Stored items:
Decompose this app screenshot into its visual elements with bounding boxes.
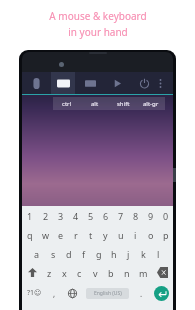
button[interactable]: Shift [22,263,42,282]
button[interactable]: k [136,244,151,263]
button[interactable]: 3 [53,206,68,225]
staticText: shift [117,100,130,108]
staticText: z [47,267,52,279]
staticText: b [108,267,114,279]
staticText: s [51,248,56,260]
staticText: ctrl [62,100,72,108]
button[interactable]: Play [108,72,126,94]
staticText: v [93,267,98,279]
staticText: in your hand [68,25,128,39]
button[interactable]: alt [81,97,109,110]
button[interactable]: Keyboard [51,72,75,94]
button[interactable]: 1 [22,206,38,225]
staticText: i [134,229,137,241]
staticText: w [42,229,50,241]
button[interactable]: 7 [113,206,128,225]
button[interactable]: h [106,244,121,263]
button[interactable]: Macro keyboard [81,72,99,94]
button[interactable]: b [103,263,119,282]
staticText: q [27,229,33,241]
staticText: t [89,229,93,241]
button[interactable]: d [61,244,76,263]
staticText: m [139,267,148,279]
button[interactable]: More options [153,72,168,94]
staticText: k [141,248,146,260]
button[interactable]: Enter [149,282,173,304]
staticText: g [96,248,102,260]
button[interactable]: z [42,263,57,282]
button[interactable]: p [158,225,173,244]
staticText: 6 [103,210,109,222]
button[interactable]: n [119,263,135,282]
staticText: 2 [43,210,49,222]
button[interactable]: y [98,225,113,244]
button[interactable]: w [38,225,53,244]
button[interactable]: alt-gr [137,97,165,110]
button[interactable]: 0 [158,206,173,225]
button[interactable]: r [68,225,83,244]
staticText: e [58,229,64,241]
staticText: English (US) [94,290,122,297]
button[interactable]: 8 [128,206,143,225]
button[interactable]: v [87,263,103,282]
button[interactable]: 6 [98,206,113,225]
staticText: 0 [163,210,169,222]
staticText: 5 [88,210,94,222]
staticText: j [127,248,130,260]
button[interactable]: x [57,263,72,282]
button[interactable]: Mouse [27,72,45,94]
button[interactable]: f [76,244,91,263]
staticText: x [62,267,67,279]
staticText: l [157,248,160,260]
staticText: h [111,248,117,260]
staticText: a [34,248,40,260]
button[interactable]: t [83,225,98,244]
button[interactable]: m [135,263,151,282]
button[interactable]: o [143,225,158,244]
staticText: 4 [73,210,79,222]
button[interactable]: i [128,225,143,244]
staticText: f [82,248,86,260]
button[interactable]: e [53,225,68,244]
staticText: . [140,288,143,299]
staticText: r [74,229,78,241]
staticText: alt [91,100,99,108]
button[interactable]: shift [109,97,137,110]
button[interactable]: ?1☺ [22,282,46,304]
button[interactable]: 4 [68,206,83,225]
button[interactable]: q [22,225,38,244]
staticText: 3 [58,210,64,222]
staticText: 7 [118,210,124,222]
button[interactable]: Change language [62,282,82,304]
staticText: d [66,248,72,260]
button[interactable]: , [46,282,62,304]
button[interactable]: 9 [143,206,158,225]
button[interactable]: . [133,282,149,304]
button[interactable]: c [72,263,87,282]
staticText: 9 [148,210,154,222]
staticText: 8 [133,210,139,222]
staticText: A mouse & keyboard [49,9,147,23]
staticText: ?1☺ [27,288,42,298]
staticText: y [103,229,108,241]
button[interactable]: Power [135,72,153,94]
button[interactable]: a [29,244,45,263]
staticText: p [163,229,169,241]
button[interactable]: 2 [38,206,53,225]
staticText: o [148,229,154,241]
button[interactable]: j [121,244,136,263]
button[interactable]: 5 [83,206,98,225]
button[interactable]: l [151,244,166,263]
button[interactable]: s [45,244,61,263]
staticText: , [53,288,56,299]
staticText: c [77,267,82,279]
button[interactable]: u [113,225,128,244]
button[interactable]: English (US) [86,288,129,299]
staticText: u [118,229,124,241]
staticText: n [124,267,130,279]
button[interactable]: ctrl [53,97,81,110]
staticText: 1 [27,210,33,222]
staticText: alt-gr [143,100,159,108]
button[interactable]: g [91,244,106,263]
button[interactable]: Backspace [151,263,173,282]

• [INSTRUCTIONS FOR THE TASK]
In the records above, copy every line word for word, starting with the line that contains "button[interactable]: Shift [22,263,42,282]" and ending after the line that contains "button[interactable]: h [106,244,121,263]".

• [COMPLETED TASK]
button[interactable]: Shift [22,263,42,282]
button[interactable]: k [136,244,151,263]
button[interactable]: 3 [53,206,68,225]
staticText: shift [117,100,130,108]
staticText: z [47,267,52,279]
staticText: b [108,267,114,279]
staticText: s [51,248,56,260]
staticText: ctrl [62,100,72,108]
button[interactable]: Play [108,72,126,94]
staticText: v [93,267,98,279]
staticText: in your hand [68,25,128,39]
button[interactable]: alt [81,97,109,110]
button[interactable]: Keyboard [51,72,75,94]
button[interactable]: 1 [22,206,38,225]
staticText: i [134,229,137,241]
staticText: w [42,229,50,241]
button[interactable]: 7 [113,206,128,225]
button[interactable]: h [106,244,121,263]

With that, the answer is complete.